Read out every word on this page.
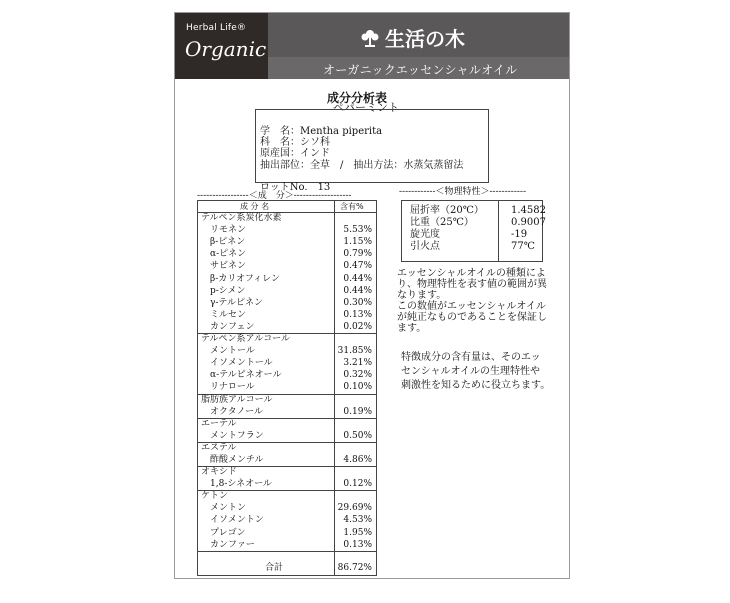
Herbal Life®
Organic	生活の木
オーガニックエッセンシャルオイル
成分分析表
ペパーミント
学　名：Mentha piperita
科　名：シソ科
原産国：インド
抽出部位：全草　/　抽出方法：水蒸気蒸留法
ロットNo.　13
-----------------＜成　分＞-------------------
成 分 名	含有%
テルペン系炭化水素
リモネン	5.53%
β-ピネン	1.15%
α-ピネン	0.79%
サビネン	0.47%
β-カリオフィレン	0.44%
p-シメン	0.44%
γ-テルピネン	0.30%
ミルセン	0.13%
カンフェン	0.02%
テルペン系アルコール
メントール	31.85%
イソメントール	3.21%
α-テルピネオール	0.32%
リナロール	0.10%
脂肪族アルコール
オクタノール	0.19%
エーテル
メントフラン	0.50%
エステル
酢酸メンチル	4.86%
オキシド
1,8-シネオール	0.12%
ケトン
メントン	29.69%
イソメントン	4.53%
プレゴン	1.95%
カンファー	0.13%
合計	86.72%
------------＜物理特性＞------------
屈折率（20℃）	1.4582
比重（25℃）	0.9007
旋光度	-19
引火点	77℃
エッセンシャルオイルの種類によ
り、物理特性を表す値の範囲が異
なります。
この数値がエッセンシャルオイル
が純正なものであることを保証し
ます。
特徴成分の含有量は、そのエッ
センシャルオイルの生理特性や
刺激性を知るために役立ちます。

- [Problem statement]: Print the complete listing exactly, apart from any pictures.

- [Response to this task]:
Read out every word on this page.
Herbal Life®
Organic	生活の木
オーガニックエッセンシャルオイル
成分分析表
ペパーミント
学　名：Mentha piperita
科　名：シソ科
原産国：インド
抽出部位：全草　/　抽出方法：水蒸気蒸留法
ロットNo.　13
-----------------＜成　分＞-------------------
成 分 名	含有%
テルペン系炭化水素
リモネン	5.53%
β-ピネン	1.15%
α-ピネン	0.79%
サビネン	0.47%
β-カリオフィレン	0.44%
p-シメン	0.44%
γ-テルピネン	0.30%
ミルセン	0.13%
カンフェン	0.02%
テルペン系アルコール
メントール	31.85%
イソメントール	3.21%
α-テルピネオール	0.32%
リナロール	0.10%
脂肪族アルコール
オクタノール	0.19%
エーテル
メントフラン	0.50%
エステル
酢酸メンチル	4.86%
オキシド
1,8-シネオール	0.12%
ケトン
メントン	29.69%
イソメントン	4.53%
プレゴン	1.95%
カンファー	0.13%
合計	86.72%
------------＜物理特性＞------------
屈折率（20℃）	1.4582
比重（25℃）	0.9007
旋光度	-19
引火点	77℃
エッセンシャルオイルの種類によ
り、物理特性を表す値の範囲が異
なります。
この数値がエッセンシャルオイル
が純正なものであることを保証し
ます。
特徴成分の含有量は、そのエッ
センシャルオイルの生理特性や
刺激性を知るために役立ちます。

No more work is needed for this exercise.